Write out every record below exactly as it appears.

━━ GIVEN ENTRIES

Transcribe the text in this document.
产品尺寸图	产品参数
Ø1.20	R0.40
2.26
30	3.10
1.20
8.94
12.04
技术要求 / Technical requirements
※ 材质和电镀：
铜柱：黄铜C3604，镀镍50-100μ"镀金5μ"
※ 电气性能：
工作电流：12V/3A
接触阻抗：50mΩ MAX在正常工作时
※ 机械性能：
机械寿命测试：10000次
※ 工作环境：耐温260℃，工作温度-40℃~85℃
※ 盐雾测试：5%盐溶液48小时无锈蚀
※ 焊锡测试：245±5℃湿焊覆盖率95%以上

━━━━

- [TASK SOLUTION]
Transcribe the text in this document.
产品尺寸图	产品参数
Ø1.20	R0.40
2.26
30	3.10
1.20
8.94
12.04
技术要求 / Technical requirements
※ 材质和电镀：
铜柱：黄铜C3604，镀镍50-100μ"镀金5μ"
※ 电气性能：
工作电流：12V/3A
接触阻抗：50mΩ MAX在正常工作时
※ 机械性能：
机械寿命测试：10000次
※ 工作环境：耐温260℃，工作温度-40℃~85℃
※ 盐雾测试：5%盐溶液48小时无锈蚀
※ 焊锡测试：245±5℃湿焊覆盖率95%以上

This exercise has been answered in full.